_Supplied data_

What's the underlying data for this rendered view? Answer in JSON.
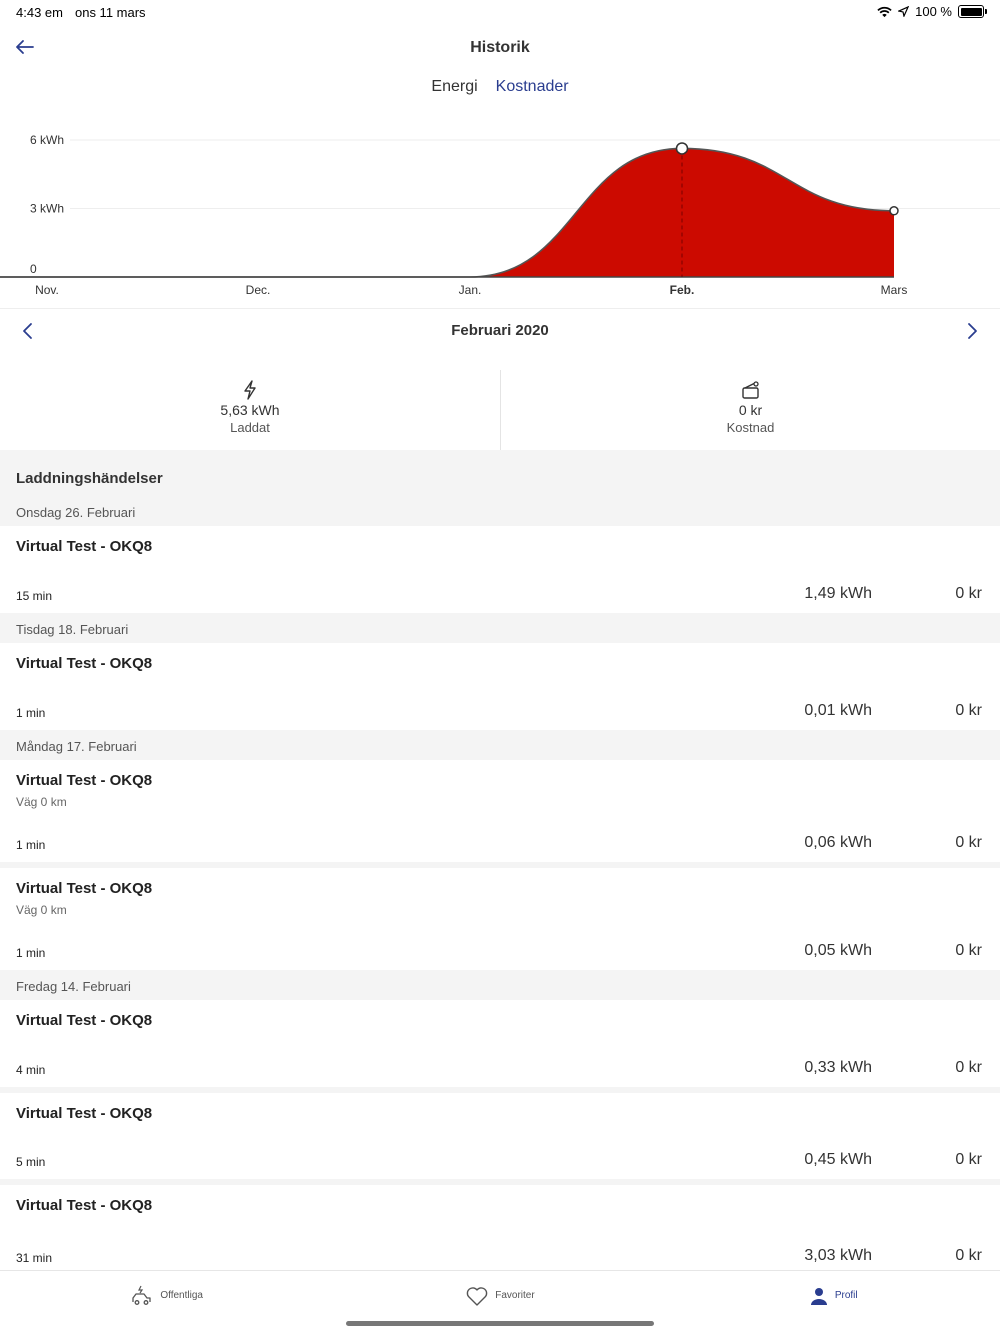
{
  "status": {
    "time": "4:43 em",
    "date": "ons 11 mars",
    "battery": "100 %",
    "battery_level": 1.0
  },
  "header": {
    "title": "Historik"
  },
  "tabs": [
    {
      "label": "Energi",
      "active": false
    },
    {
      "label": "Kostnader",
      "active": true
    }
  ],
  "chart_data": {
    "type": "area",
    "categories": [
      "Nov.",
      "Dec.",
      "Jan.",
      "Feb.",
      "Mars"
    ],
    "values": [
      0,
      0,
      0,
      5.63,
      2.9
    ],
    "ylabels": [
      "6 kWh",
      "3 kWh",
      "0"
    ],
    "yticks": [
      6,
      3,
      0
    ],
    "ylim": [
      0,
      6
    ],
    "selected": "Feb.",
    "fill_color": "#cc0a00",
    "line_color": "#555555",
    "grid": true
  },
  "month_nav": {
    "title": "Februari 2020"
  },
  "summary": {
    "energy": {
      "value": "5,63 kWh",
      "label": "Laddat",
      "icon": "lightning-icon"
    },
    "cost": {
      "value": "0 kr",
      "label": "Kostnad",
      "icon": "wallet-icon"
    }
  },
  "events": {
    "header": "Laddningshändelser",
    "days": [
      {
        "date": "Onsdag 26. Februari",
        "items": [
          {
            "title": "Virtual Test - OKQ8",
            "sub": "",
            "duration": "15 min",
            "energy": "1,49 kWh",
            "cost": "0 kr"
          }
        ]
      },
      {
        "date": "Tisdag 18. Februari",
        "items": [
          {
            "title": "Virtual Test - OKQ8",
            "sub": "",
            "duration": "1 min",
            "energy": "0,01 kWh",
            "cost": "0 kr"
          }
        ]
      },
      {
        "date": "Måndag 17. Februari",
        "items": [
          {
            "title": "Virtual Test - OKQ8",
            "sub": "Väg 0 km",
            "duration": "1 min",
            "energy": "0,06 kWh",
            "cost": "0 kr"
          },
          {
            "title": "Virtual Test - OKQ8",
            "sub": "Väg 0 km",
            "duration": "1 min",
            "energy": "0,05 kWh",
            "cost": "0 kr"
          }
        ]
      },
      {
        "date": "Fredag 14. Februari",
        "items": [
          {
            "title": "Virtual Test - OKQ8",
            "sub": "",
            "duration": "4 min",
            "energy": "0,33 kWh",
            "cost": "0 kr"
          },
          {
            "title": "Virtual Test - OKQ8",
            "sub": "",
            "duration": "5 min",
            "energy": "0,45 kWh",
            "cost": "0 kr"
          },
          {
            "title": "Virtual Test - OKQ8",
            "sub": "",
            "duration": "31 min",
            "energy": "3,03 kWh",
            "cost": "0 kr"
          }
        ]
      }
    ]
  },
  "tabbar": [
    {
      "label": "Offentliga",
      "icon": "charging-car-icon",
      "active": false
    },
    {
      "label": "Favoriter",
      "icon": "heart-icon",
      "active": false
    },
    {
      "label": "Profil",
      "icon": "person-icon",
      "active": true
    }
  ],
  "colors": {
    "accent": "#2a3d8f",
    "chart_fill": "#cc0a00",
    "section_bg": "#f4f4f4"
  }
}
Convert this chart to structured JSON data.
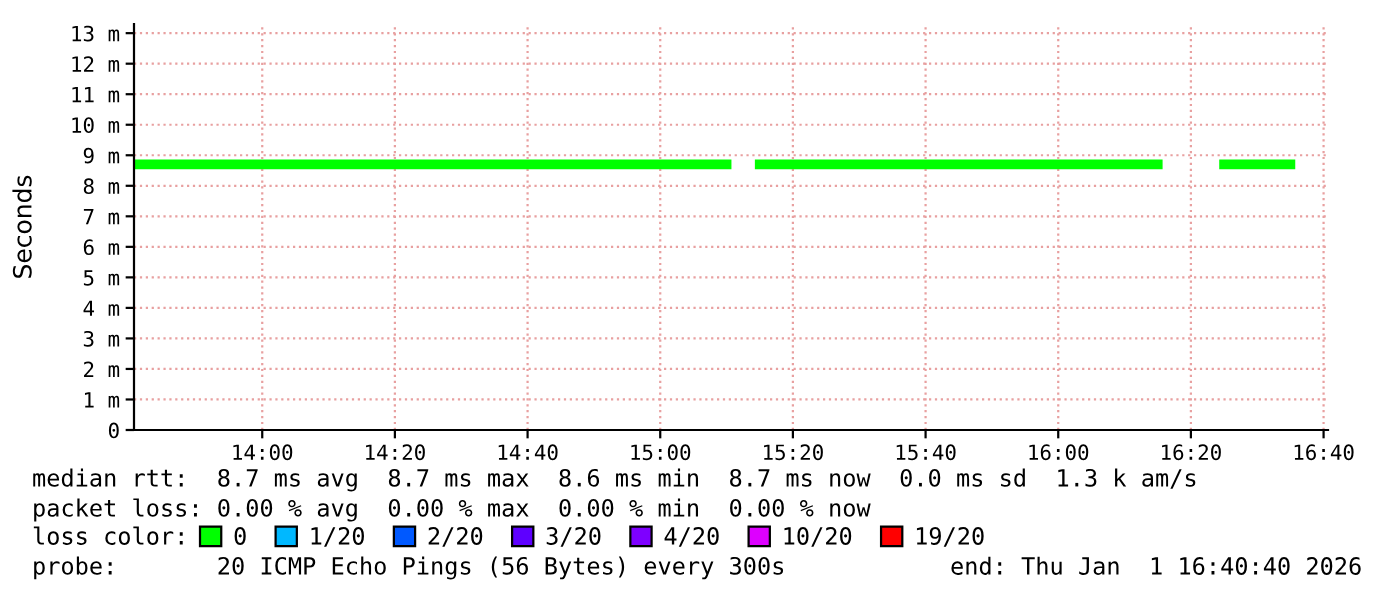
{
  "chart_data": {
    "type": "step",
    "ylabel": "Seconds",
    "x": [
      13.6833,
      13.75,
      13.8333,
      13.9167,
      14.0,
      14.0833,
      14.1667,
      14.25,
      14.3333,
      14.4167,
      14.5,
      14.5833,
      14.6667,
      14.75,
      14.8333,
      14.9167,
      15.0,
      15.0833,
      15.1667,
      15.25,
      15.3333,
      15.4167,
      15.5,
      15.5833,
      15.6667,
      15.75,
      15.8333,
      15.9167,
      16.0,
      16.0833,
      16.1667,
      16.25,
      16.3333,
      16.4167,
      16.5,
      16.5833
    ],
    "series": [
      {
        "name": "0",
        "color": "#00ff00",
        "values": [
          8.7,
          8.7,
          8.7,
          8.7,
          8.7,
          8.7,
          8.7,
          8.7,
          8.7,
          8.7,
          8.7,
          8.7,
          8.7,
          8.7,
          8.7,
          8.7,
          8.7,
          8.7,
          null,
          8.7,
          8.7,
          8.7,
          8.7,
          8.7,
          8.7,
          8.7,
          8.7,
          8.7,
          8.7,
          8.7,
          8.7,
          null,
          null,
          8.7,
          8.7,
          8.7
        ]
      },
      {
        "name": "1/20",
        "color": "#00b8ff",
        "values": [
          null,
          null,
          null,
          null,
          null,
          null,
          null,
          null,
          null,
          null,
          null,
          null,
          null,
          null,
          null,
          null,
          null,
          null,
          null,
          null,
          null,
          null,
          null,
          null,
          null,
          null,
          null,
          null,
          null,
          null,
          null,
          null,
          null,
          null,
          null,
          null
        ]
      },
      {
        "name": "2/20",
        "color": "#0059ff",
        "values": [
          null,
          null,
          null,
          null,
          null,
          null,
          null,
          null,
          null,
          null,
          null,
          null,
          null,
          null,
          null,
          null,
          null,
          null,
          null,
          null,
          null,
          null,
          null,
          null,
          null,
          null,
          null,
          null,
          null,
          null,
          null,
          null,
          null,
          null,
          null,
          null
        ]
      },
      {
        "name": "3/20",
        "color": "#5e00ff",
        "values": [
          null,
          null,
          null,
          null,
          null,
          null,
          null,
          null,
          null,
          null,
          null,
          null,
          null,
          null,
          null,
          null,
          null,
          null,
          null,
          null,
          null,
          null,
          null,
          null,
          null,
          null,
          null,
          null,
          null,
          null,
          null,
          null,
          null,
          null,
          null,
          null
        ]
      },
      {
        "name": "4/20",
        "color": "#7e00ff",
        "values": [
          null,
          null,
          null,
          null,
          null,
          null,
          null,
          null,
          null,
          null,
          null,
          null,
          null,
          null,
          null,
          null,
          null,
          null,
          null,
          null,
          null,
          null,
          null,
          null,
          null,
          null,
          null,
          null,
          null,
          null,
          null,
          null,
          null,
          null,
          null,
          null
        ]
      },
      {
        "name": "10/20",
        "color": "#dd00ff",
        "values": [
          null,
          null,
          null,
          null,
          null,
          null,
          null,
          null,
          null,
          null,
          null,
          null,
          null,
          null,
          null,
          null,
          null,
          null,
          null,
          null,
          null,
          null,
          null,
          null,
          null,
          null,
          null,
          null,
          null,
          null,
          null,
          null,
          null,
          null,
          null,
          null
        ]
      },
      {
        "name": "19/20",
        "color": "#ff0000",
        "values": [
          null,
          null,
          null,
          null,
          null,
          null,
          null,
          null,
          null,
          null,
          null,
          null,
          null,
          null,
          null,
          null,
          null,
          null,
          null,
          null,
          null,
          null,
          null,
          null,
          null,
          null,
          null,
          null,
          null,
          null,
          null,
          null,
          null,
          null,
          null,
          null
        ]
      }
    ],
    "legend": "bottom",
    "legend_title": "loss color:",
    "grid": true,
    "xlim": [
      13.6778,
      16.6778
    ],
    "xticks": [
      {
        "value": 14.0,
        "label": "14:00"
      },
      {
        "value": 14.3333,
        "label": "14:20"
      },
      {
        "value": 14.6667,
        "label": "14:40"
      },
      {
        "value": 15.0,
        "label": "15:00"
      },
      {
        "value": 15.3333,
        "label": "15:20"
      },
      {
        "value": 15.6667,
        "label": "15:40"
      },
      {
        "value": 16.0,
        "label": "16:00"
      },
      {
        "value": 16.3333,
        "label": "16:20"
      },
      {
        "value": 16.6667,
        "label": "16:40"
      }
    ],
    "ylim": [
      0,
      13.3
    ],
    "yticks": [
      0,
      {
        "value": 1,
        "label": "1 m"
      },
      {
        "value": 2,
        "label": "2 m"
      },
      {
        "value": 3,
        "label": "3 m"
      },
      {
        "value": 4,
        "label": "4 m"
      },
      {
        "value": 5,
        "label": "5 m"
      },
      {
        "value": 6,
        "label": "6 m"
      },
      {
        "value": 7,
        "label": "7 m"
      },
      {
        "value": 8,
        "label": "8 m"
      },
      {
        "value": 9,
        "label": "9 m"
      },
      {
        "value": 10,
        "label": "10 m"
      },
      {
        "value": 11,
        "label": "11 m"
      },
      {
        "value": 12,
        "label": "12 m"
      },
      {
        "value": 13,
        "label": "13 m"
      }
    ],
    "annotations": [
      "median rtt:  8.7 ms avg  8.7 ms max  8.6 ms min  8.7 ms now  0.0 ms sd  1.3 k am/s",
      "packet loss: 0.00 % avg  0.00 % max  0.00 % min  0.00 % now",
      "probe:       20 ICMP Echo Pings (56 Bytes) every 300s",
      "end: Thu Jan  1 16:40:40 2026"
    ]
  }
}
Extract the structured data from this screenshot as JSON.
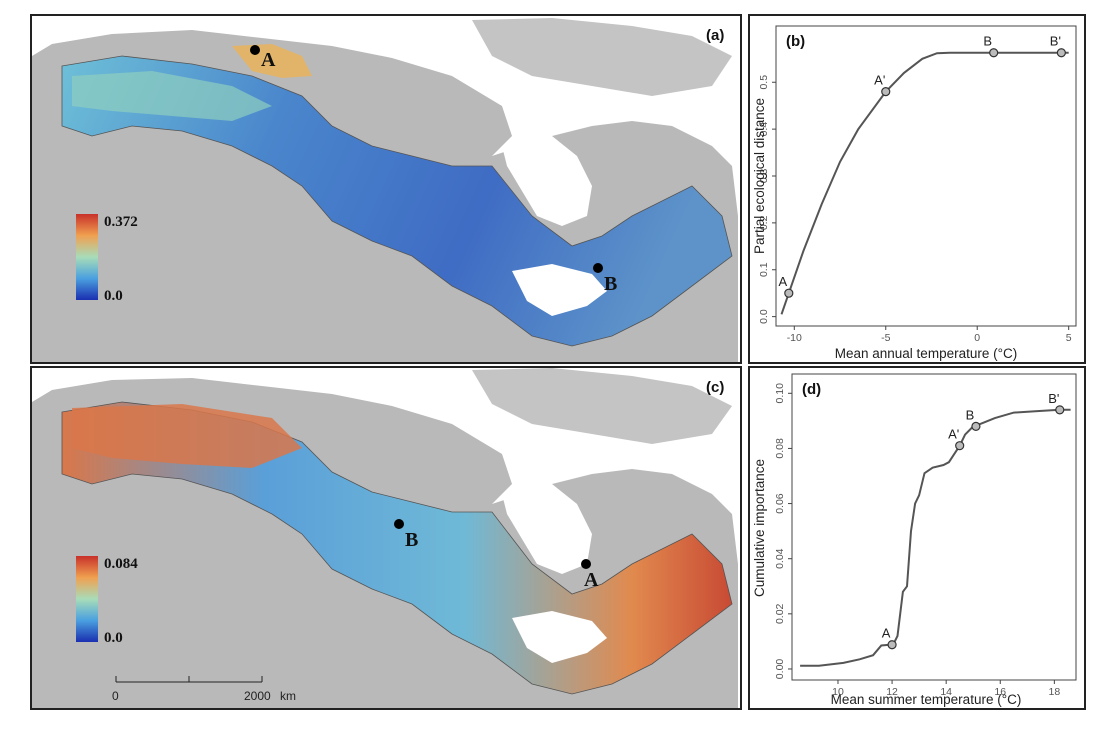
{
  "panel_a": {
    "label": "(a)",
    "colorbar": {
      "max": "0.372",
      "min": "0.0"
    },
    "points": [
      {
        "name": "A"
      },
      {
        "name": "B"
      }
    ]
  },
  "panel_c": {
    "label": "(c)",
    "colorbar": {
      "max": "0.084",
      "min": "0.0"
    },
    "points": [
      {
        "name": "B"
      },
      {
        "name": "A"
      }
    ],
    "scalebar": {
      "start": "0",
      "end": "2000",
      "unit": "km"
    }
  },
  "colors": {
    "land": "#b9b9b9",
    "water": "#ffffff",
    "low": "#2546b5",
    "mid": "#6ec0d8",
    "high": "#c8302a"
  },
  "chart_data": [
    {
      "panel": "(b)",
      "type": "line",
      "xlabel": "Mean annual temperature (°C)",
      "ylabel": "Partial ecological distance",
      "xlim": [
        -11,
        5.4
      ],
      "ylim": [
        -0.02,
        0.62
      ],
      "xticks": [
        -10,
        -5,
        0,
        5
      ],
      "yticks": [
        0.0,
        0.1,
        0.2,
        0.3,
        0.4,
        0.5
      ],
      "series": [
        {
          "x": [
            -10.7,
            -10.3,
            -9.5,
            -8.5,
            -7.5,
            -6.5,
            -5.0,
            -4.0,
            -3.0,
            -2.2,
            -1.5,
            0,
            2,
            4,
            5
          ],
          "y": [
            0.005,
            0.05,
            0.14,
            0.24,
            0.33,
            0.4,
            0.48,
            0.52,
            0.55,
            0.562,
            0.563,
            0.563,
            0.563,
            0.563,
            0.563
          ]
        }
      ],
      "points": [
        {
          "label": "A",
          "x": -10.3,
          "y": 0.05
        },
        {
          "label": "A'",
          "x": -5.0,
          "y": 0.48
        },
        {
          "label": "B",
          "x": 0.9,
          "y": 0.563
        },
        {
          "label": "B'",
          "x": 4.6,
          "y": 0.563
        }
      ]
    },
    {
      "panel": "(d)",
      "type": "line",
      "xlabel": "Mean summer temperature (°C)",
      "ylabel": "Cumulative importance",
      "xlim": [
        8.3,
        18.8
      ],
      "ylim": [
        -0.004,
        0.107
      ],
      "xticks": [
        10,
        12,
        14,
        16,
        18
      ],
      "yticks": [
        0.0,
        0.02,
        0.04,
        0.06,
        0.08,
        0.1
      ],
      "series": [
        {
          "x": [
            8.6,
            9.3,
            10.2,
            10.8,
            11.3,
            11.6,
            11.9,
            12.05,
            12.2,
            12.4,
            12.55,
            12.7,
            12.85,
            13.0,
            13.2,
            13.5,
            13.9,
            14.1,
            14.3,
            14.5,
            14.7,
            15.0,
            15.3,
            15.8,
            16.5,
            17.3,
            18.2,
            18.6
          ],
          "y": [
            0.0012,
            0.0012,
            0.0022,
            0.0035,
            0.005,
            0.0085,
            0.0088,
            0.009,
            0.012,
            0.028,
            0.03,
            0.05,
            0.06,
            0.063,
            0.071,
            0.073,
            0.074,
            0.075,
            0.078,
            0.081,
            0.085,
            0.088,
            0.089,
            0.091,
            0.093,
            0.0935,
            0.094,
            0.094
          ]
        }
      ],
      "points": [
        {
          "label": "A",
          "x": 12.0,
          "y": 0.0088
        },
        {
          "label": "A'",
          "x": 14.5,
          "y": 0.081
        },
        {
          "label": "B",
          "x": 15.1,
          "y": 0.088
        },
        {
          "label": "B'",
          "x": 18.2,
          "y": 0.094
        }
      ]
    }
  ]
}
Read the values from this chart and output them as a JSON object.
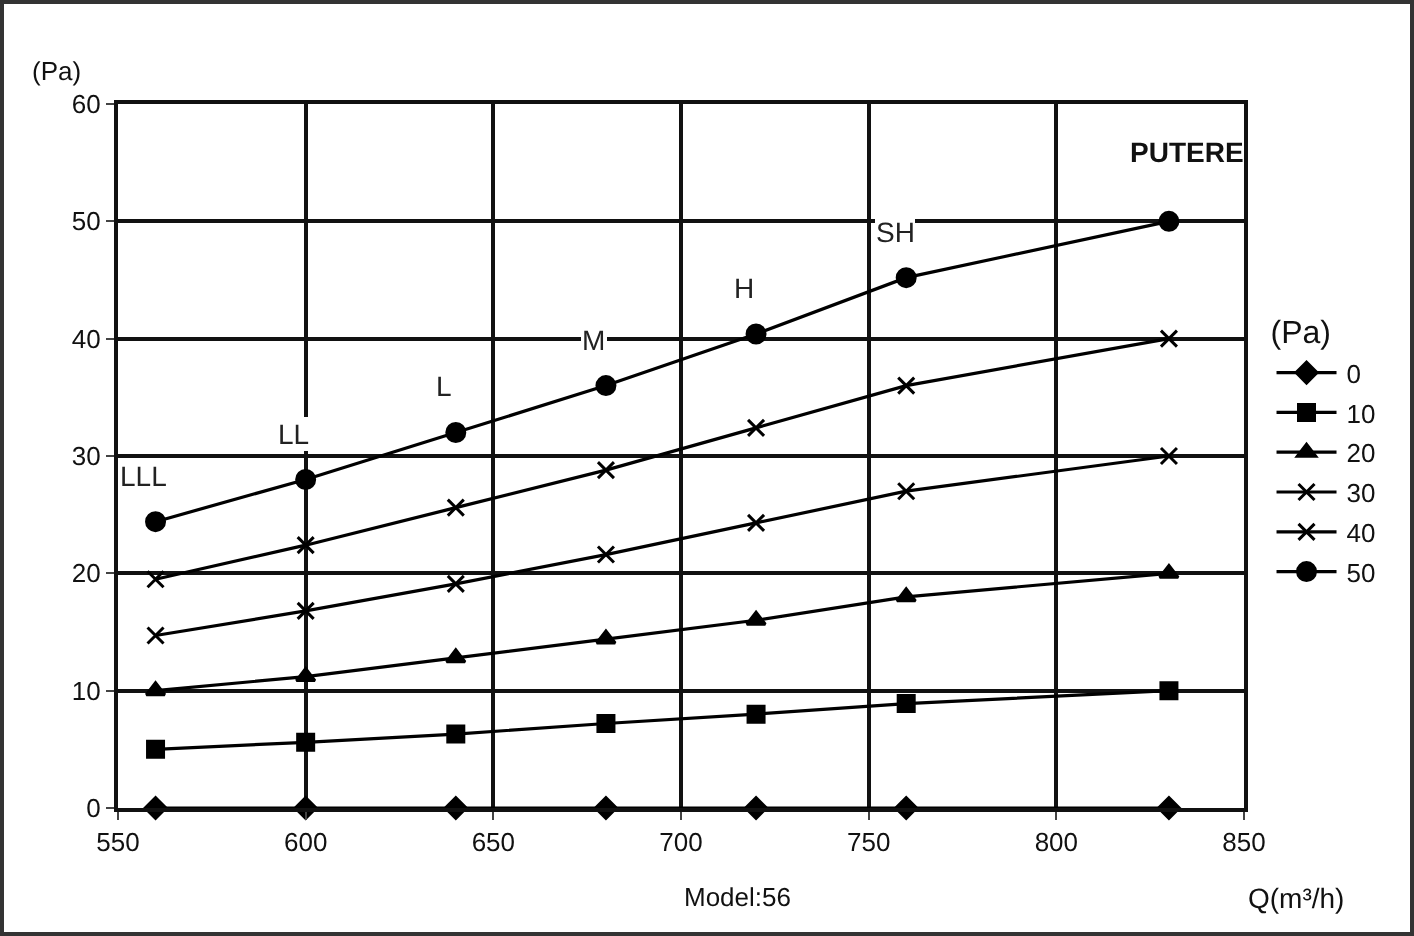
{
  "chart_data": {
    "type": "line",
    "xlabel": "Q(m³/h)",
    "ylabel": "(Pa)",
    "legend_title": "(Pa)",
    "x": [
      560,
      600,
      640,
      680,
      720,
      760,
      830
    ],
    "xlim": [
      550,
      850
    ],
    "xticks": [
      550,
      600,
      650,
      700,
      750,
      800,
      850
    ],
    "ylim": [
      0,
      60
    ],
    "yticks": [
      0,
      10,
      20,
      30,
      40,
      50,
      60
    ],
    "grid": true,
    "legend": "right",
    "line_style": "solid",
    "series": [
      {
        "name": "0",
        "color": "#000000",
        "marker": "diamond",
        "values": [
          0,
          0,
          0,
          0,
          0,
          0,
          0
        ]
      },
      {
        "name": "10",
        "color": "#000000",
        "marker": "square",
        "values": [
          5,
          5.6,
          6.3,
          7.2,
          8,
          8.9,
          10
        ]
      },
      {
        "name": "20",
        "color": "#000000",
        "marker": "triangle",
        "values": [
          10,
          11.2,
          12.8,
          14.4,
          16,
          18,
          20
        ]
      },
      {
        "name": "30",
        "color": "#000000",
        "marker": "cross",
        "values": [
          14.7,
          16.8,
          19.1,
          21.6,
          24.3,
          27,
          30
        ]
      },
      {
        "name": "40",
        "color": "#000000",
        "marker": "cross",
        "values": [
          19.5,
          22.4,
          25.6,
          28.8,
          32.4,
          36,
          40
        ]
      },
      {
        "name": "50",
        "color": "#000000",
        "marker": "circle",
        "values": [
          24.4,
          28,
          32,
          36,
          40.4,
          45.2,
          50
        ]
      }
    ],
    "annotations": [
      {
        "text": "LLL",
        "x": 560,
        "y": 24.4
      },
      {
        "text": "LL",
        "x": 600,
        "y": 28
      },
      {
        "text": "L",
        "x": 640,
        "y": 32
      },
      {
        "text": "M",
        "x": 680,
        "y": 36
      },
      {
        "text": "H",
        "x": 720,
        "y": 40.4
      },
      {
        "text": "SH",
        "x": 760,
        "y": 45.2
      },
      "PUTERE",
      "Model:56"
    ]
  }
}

_Problem to solve_
Within the listing above, find every line containing the string "Mean" and return it.

_Final answer_
      "xlabel": "Mean annual temperature (°C)",
      "xlabel": "Mean summer temperature (°C)",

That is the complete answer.